▸ **Set problem**:
Will you print every item below verbatim, leaving the pictures out?

____

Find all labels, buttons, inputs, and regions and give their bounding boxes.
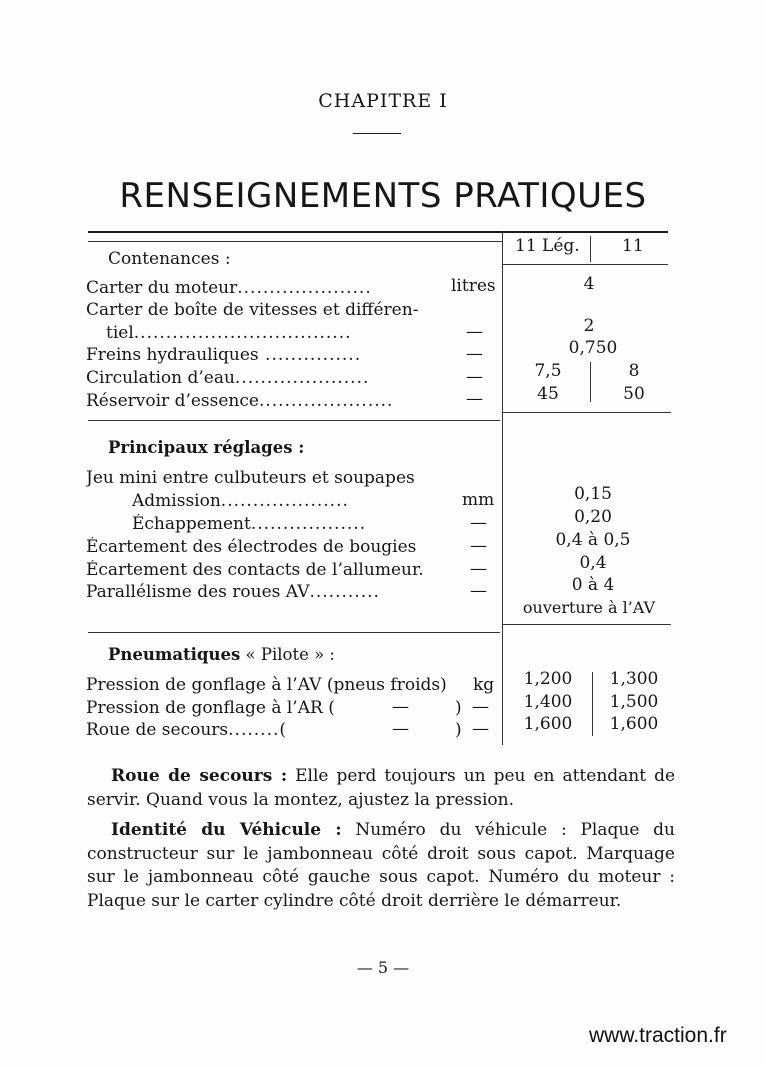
- table-row: Réservoir d’essence.....................: [86, 391, 394, 411]
- value-cell-11-leg: 1,400: [523, 692, 573, 712]
- value-cell: 0,4: [579, 553, 607, 573]
- value-cell-11: 8: [628, 361, 640, 381]
- table-row: Circulation d’eau.....................: [86, 368, 370, 388]
- unit-label: —: [472, 719, 489, 739]
- unit-label: —: [470, 536, 487, 556]
- chapter-divider: [353, 133, 401, 134]
- table-row: Carter de boîte de vitesses et différen-: [86, 300, 419, 320]
- section-rule: [88, 632, 500, 633]
- unit-label: —: [470, 513, 487, 533]
- table-row: Pression de gonflage à l’AR (: [86, 698, 335, 718]
- unit-label: —: [472, 697, 489, 717]
- table-row: tiel..................................: [106, 323, 352, 343]
- value-cell: 0 à 4: [571, 575, 615, 595]
- table-row: Jeu mini entre culbuteurs et soupapes: [86, 468, 415, 488]
- value-cell-11: 1,600: [609, 714, 659, 734]
- unit-label: —: [466, 367, 483, 387]
- section-heading-pneumatiques: Pneumatiques « Pilote » :: [108, 645, 335, 664]
- table-row: Écartement des contacts de l’allumeur.: [86, 560, 424, 580]
- value-cell: 0,750: [568, 338, 618, 358]
- value-cell: 0,4 à 0,5: [555, 530, 631, 550]
- value-cell-note: ouverture à l’AV: [522, 598, 656, 617]
- values-underline: [503, 624, 671, 625]
- page-title: RENSEIGNEMENTS PRATIQUES: [119, 176, 647, 216]
- unit-label: mm: [462, 490, 495, 510]
- unit-label: —: [466, 322, 483, 342]
- ditto-mark: —: [392, 719, 409, 739]
- table-row: Admission....................: [132, 491, 349, 511]
- unit-label: —: [466, 344, 483, 364]
- header-underline: [503, 264, 668, 265]
- website-footer[interactable]: www.traction.fr: [589, 1024, 727, 1047]
- table-row: Carter du moteur.....................: [86, 278, 372, 298]
- ditto-mark: —: [392, 697, 409, 717]
- value-cell-11-leg: 1,600: [523, 714, 573, 734]
- unit-label: litres: [451, 276, 496, 296]
- value-cell-11-leg: 45: [537, 384, 559, 404]
- chapter-heading: CHAPITRE I: [318, 90, 448, 112]
- unit-label: —: [470, 559, 487, 579]
- value-cell: 0,15: [574, 484, 612, 504]
- table-row: Pression de gonflage à l’AV (pneus froids): [86, 675, 447, 695]
- values-underline: [503, 412, 671, 413]
- table-row: Parallélisme des roues AV...........: [86, 582, 380, 602]
- paragraph-roue-de-secours: Roue de secours : Elle perd toujours un peu en attendant de servir. Quand vous la montez, ajustez la pression.: [87, 766, 676, 810]
- value-cell: 0,20: [574, 507, 612, 527]
- value-cell-11: 1,300: [609, 669, 659, 689]
- value-cell-11: 50: [623, 384, 645, 404]
- value-cell-11-leg: 7,5: [534, 361, 562, 381]
- value-cell: 4: [583, 274, 595, 294]
- table-row: Échappement..................: [132, 514, 367, 534]
- value-cell-11-leg: 1,200: [523, 669, 573, 689]
- unit-label: —: [466, 389, 483, 409]
- unit-label: —: [470, 581, 487, 601]
- paragraph-identite-vehicule: Identité du Véhicule : Numéro du véhicule : Plaque du constructeur sur le jambonneau côté droit sous capot. Marquage sur le jambonneau côté gauche sous capot. Numéro du moteur : Plaque sur le carter cylindre côté droit derrière le démarreur.: [87, 820, 675, 911]
- section-heading-reglages: Principaux réglages :: [108, 438, 305, 457]
- header-subdivider: [590, 236, 591, 262]
- section-heading-contenances: Contenances :: [108, 249, 231, 269]
- column-header-11: 11: [622, 236, 644, 256]
- closing-paren: ): [455, 698, 462, 718]
- left-header-underline: [88, 241, 502, 242]
- value-cell: 2: [583, 316, 595, 336]
- table-top-rule: [88, 231, 668, 233]
- value-cell-11: 1,500: [609, 692, 659, 712]
- value-subdivider: [590, 362, 591, 402]
- unit-label: kg: [473, 675, 495, 695]
- closing-paren: ): [455, 720, 462, 740]
- table-row: Roue de secours........(: [86, 720, 288, 740]
- page-number: — 5 —: [356, 958, 410, 977]
- value-subdivider: [592, 672, 593, 736]
- column-header-11-leg: 11 Lég.: [515, 236, 580, 256]
- section-rule: [88, 420, 500, 421]
- table-row: Freins hydrauliques ...............: [86, 345, 362, 365]
- table-row: Écartement des électrodes de bougies: [86, 537, 417, 557]
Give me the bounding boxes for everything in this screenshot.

____

▸ **Task output**:
Find all labels, buttons, inputs, and regions and give their bounding boxes.
- table-row: Réservoir d’essence.....................: [86, 391, 394, 411]
- value-cell-11-leg: 1,400: [523, 692, 573, 712]
- value-cell: 0,4: [579, 553, 607, 573]
- value-cell-11: 8: [628, 361, 640, 381]
- table-row: Circulation d’eau.....................: [86, 368, 370, 388]
- unit-label: —: [472, 719, 489, 739]
- unit-label: —: [470, 536, 487, 556]
- chapter-divider: [353, 133, 401, 134]
- table-row: Carter de boîte de vitesses et différen-: [86, 300, 419, 320]
- section-rule: [88, 632, 500, 633]
- unit-label: —: [470, 513, 487, 533]
- table-row: Pression de gonflage à l’AR (: [86, 698, 335, 718]
- unit-label: —: [472, 697, 489, 717]
- table-row: tiel..................................: [106, 323, 352, 343]
- value-cell: 0 à 4: [571, 575, 615, 595]
- table-row: Jeu mini entre culbuteurs et soupapes: [86, 468, 415, 488]
- value-cell-11: 1,600: [609, 714, 659, 734]
- unit-label: —: [466, 367, 483, 387]
- section-heading-pneumatiques: Pneumatiques « Pilote » :: [108, 645, 335, 664]
- table-row: Écartement des contacts de l’allumeur.: [86, 560, 424, 580]
- value-cell: 0,750: [568, 338, 618, 358]
- value-cell: 0,4 à 0,5: [555, 530, 631, 550]
- value-cell-note: ouverture à l’AV: [522, 598, 656, 617]
- values-underline: [503, 624, 671, 625]
- page-title: RENSEIGNEMENTS PRATIQUES: [119, 176, 647, 216]
- unit-label: mm: [462, 490, 495, 510]
- unit-label: —: [466, 322, 483, 342]
- ditto-mark: —: [392, 719, 409, 739]
- table-row: Admission....................: [132, 491, 349, 511]
- unit-label: —: [466, 344, 483, 364]
- header-underline: [503, 264, 668, 265]
- website-footer[interactable]: www.traction.fr: [589, 1024, 727, 1047]
- table-row: Carter du moteur.....................: [86, 278, 372, 298]
- ditto-mark: —: [392, 697, 409, 717]
- value-cell-11-leg: 1,600: [523, 714, 573, 734]
- unit-label: litres: [451, 276, 496, 296]
- value-cell-11-leg: 45: [537, 384, 559, 404]
- chapter-heading: CHAPITRE I: [318, 90, 448, 112]
- unit-label: —: [470, 559, 487, 579]
- value-cell: 0,15: [574, 484, 612, 504]
- table-row: Pression de gonflage à l’AV (pneus froids): [86, 675, 447, 695]
- values-underline: [503, 412, 671, 413]
- table-row: Parallélisme des roues AV...........: [86, 582, 380, 602]
- paragraph-roue-de-secours: Roue de secours : Elle perd toujours un peu en attendant de servir. Quand vous la montez, ajustez la pression.: [87, 766, 676, 810]
- value-cell: 0,20: [574, 507, 612, 527]
- value-cell-11: 1,300: [609, 669, 659, 689]
- value-cell-11: 50: [623, 384, 645, 404]
- value-cell-11-leg: 7,5: [534, 361, 562, 381]
- value-cell: 4: [583, 274, 595, 294]
- table-row: Échappement..................: [132, 514, 367, 534]
- value-cell-11-leg: 1,200: [523, 669, 573, 689]
- unit-label: —: [466, 389, 483, 409]
- unit-label: —: [470, 581, 487, 601]
- paragraph-identite-vehicule: Identité du Véhicule : Numéro du véhicule : Plaque du constructeur sur le jambonneau côté droit sous capot. Marquage sur le jambonneau côté gauche sous capot. Numéro du moteur : Plaque sur le carter cylindre côté droit derrière le démarreur.: [87, 820, 675, 911]
- section-heading-reglages: Principaux réglages :: [108, 438, 305, 457]
- header-subdivider: [590, 236, 591, 262]
- section-heading-contenances: Contenances :: [108, 249, 231, 269]
- column-header-11: 11: [622, 236, 644, 256]
- closing-paren: ): [455, 698, 462, 718]
- left-header-underline: [88, 241, 502, 242]
- value-cell: 2: [583, 316, 595, 336]
- table-top-rule: [88, 231, 668, 233]
- value-cell-11: 1,500: [609, 692, 659, 712]
- value-subdivider: [590, 362, 591, 402]
- unit-label: kg: [473, 675, 495, 695]
- closing-paren: ): [455, 720, 462, 740]
- table-row: Roue de secours........(: [86, 720, 288, 740]
- page-number: — 5 —: [356, 958, 410, 977]
- value-subdivider: [592, 672, 593, 736]
- column-header-11-leg: 11 Lég.: [515, 236, 580, 256]
- section-rule: [88, 420, 500, 421]
- table-row: Freins hydrauliques ...............: [86, 345, 362, 365]
- table-row: Écartement des électrodes de bougies: [86, 537, 417, 557]
Give me the bounding boxes for everything in this screenshot.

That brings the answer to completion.